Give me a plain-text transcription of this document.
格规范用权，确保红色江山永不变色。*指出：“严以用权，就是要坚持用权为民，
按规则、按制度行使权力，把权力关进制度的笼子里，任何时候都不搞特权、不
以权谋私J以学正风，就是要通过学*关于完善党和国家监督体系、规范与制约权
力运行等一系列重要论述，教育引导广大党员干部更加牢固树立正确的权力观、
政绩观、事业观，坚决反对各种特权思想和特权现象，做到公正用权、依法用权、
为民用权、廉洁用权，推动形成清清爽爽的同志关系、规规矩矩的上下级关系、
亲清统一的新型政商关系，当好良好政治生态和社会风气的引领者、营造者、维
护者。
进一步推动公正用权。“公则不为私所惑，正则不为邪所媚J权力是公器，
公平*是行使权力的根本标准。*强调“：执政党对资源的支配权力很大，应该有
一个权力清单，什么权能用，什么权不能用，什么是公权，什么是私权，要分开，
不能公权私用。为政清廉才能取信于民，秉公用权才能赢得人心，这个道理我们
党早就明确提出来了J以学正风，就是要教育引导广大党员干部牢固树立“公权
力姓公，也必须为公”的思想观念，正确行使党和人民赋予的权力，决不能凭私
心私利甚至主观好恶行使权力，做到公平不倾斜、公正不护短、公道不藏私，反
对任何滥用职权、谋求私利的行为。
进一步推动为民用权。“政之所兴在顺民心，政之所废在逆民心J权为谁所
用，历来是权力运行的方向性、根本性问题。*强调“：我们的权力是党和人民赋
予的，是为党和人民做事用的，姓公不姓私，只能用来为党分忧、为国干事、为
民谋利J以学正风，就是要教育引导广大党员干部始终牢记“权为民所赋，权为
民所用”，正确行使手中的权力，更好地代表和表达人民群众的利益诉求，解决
——————
Written request: Go through the listing and copy all of it exactly.

Problem solution:
Give me a plain-text transcription of this document.
格规范用权，确保红色江山永不变色。*指出：“严以用权，就是要坚持用权为民，
按规则、按制度行使权力，把权力关进制度的笼子里，任何时候都不搞特权、不
以权谋私J以学正风，就是要通过学*关于完善党和国家监督体系、规范与制约权
力运行等一系列重要论述，教育引导广大党员干部更加牢固树立正确的权力观、
政绩观、事业观，坚决反对各种特权思想和特权现象，做到公正用权、依法用权、
为民用权、廉洁用权，推动形成清清爽爽的同志关系、规规矩矩的上下级关系、
亲清统一的新型政商关系，当好良好政治生态和社会风气的引领者、营造者、维
护者。
进一步推动公正用权。“公则不为私所惑，正则不为邪所媚J权力是公器，
公平*是行使权力的根本标准。*强调“：执政党对资源的支配权力很大，应该有
一个权力清单，什么权能用，什么权不能用，什么是公权，什么是私权，要分开，
不能公权私用。为政清廉才能取信于民，秉公用权才能赢得人心，这个道理我们
党早就明确提出来了J以学正风，就是要教育引导广大党员干部牢固树立“公权
力姓公，也必须为公”的思想观念，正确行使党和人民赋予的权力，决不能凭私
心私利甚至主观好恶行使权力，做到公平不倾斜、公正不护短、公道不藏私，反
对任何滥用职权、谋求私利的行为。
进一步推动为民用权。“政之所兴在顺民心，政之所废在逆民心J权为谁所
用，历来是权力运行的方向性、根本性问题。*强调“：我们的权力是党和人民赋
予的，是为党和人民做事用的，姓公不姓私，只能用来为党分忧、为国干事、为
民谋利J以学正风，就是要教育引导广大党员干部始终牢记“权为民所赋，权为
民所用”，正确行使手中的权力，更好地代表和表达人民群众的利益诉求，解决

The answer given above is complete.